→ Data for the task:
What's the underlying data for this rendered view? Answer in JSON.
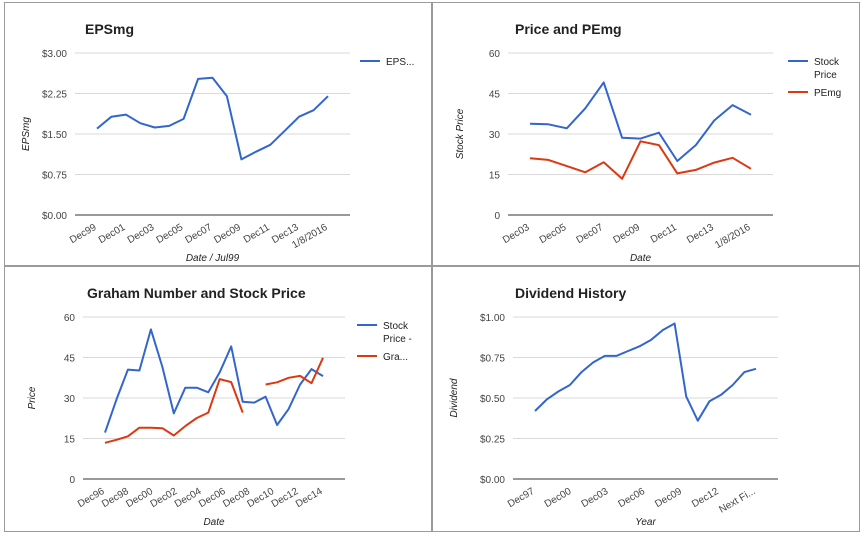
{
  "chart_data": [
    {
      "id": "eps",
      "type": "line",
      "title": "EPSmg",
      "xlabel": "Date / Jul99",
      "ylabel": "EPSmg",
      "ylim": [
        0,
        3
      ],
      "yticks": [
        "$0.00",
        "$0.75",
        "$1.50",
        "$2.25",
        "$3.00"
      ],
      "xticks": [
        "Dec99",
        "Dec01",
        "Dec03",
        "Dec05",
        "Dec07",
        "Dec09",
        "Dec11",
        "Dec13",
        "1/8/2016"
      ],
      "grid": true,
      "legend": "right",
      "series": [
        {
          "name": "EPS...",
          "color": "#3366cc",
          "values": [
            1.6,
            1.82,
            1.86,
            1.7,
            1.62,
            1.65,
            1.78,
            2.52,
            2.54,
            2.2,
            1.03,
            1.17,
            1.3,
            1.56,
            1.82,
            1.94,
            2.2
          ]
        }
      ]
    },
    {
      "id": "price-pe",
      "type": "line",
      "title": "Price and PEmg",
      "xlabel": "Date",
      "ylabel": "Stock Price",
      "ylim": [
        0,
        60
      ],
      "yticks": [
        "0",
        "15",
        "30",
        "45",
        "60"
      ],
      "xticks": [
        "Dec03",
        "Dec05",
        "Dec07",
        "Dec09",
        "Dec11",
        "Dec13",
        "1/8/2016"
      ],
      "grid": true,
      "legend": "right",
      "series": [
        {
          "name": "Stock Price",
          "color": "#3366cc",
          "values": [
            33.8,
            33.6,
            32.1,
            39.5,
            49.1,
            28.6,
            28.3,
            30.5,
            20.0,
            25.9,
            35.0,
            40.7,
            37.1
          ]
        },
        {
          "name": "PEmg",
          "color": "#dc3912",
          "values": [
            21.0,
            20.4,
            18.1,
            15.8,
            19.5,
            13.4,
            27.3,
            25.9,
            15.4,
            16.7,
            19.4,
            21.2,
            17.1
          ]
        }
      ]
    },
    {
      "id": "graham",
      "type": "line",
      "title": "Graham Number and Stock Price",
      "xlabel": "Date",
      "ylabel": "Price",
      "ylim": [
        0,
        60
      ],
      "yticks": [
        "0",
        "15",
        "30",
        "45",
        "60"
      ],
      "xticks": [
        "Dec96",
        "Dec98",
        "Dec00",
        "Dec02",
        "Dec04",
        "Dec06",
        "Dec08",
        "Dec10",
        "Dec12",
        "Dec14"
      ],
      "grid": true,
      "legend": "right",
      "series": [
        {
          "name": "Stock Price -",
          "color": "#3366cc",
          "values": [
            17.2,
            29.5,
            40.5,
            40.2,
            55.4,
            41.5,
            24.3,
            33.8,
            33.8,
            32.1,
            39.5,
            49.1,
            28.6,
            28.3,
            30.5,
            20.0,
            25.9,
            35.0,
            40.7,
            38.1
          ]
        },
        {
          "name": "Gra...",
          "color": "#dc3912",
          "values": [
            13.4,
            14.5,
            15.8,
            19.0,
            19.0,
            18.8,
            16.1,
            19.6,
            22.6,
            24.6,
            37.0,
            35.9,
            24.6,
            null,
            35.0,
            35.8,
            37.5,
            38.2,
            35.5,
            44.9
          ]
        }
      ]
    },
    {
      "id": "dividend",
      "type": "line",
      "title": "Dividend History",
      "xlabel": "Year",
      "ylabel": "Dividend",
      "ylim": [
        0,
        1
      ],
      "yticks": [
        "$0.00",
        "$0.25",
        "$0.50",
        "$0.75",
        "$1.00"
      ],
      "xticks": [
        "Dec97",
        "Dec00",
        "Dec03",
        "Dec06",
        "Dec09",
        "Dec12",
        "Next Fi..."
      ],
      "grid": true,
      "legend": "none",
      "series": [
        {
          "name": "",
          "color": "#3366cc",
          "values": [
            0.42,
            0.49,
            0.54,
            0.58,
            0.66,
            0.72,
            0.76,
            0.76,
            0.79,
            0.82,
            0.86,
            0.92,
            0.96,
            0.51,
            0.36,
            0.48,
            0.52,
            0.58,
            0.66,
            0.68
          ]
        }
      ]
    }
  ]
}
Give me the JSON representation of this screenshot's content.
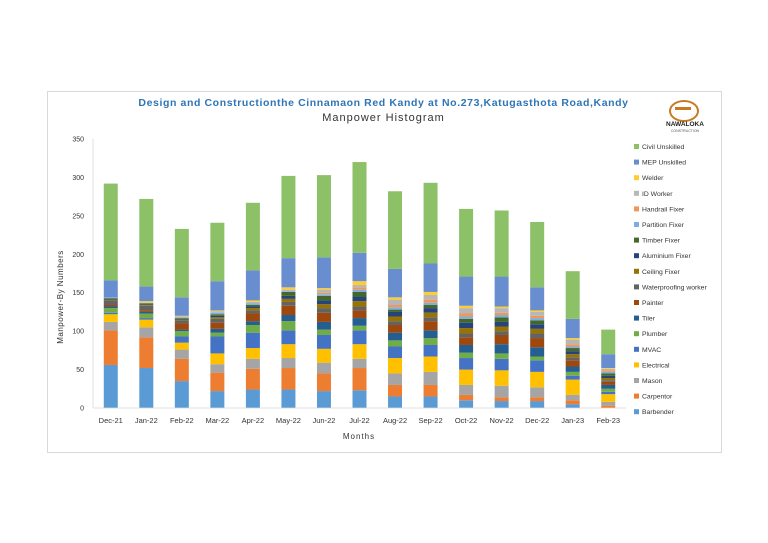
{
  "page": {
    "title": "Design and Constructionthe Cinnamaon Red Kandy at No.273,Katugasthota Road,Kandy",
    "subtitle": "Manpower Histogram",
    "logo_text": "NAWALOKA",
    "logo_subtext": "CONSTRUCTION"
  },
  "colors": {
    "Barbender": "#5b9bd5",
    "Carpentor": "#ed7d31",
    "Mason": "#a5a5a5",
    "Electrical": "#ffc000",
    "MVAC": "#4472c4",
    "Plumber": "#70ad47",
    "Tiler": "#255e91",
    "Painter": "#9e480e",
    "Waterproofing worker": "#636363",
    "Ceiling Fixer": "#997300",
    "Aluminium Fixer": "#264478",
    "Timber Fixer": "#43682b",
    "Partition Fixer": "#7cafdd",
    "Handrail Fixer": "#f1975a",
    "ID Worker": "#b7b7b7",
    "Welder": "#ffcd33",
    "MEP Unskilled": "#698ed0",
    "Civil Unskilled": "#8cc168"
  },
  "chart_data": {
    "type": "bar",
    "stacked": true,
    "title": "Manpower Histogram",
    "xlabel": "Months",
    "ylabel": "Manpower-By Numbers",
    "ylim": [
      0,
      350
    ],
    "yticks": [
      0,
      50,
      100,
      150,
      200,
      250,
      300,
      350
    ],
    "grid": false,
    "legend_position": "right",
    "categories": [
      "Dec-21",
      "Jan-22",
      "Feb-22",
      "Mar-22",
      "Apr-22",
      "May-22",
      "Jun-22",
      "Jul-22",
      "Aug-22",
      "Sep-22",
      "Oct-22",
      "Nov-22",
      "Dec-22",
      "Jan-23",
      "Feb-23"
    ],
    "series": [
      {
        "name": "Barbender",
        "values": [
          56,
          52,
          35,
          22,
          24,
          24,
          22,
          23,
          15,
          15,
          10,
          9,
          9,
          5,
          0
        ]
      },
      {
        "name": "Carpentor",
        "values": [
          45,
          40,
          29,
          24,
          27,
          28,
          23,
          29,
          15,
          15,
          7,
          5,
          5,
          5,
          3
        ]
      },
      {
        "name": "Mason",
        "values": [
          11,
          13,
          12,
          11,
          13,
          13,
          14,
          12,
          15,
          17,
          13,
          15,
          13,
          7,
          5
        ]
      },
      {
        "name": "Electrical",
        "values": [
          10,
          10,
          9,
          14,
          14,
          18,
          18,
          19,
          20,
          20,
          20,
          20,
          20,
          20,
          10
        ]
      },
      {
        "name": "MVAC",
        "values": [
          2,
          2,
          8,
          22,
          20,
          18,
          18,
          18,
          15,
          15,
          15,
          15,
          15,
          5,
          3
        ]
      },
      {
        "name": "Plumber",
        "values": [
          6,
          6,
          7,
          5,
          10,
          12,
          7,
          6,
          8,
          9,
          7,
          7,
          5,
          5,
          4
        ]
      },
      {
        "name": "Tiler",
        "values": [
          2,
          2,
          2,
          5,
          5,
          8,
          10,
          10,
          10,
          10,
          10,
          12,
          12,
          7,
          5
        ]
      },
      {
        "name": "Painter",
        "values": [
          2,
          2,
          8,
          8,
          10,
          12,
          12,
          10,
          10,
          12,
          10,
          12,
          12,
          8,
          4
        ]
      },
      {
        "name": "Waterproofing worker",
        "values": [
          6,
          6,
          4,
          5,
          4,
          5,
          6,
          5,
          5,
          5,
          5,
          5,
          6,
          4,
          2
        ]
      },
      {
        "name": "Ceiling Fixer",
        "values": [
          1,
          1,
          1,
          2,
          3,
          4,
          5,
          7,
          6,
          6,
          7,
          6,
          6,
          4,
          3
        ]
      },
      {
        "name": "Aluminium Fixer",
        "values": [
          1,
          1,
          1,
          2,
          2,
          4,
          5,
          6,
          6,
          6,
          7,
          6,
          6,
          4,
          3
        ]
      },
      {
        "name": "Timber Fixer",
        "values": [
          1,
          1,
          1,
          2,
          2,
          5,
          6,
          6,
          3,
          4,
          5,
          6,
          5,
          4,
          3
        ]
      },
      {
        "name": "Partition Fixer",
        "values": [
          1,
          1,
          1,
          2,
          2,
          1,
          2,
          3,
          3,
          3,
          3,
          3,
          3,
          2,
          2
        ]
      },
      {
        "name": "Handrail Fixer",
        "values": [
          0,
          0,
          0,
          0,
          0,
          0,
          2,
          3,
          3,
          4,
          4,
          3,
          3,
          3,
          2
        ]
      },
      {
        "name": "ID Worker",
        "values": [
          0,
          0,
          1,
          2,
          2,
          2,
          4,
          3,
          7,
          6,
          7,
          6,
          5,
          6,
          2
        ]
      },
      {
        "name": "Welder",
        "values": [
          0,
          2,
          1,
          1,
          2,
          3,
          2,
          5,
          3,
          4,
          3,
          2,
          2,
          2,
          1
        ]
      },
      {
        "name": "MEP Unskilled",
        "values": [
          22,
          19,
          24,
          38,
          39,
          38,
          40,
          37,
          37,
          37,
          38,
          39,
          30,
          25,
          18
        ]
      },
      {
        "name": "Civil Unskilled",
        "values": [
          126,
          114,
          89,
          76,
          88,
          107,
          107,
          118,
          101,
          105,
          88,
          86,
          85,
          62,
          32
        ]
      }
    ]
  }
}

→ What needs to be done: What is the number of lines in the data above that include the word "Aluminium"? Answer with that number only.

→ Reply to the task: 2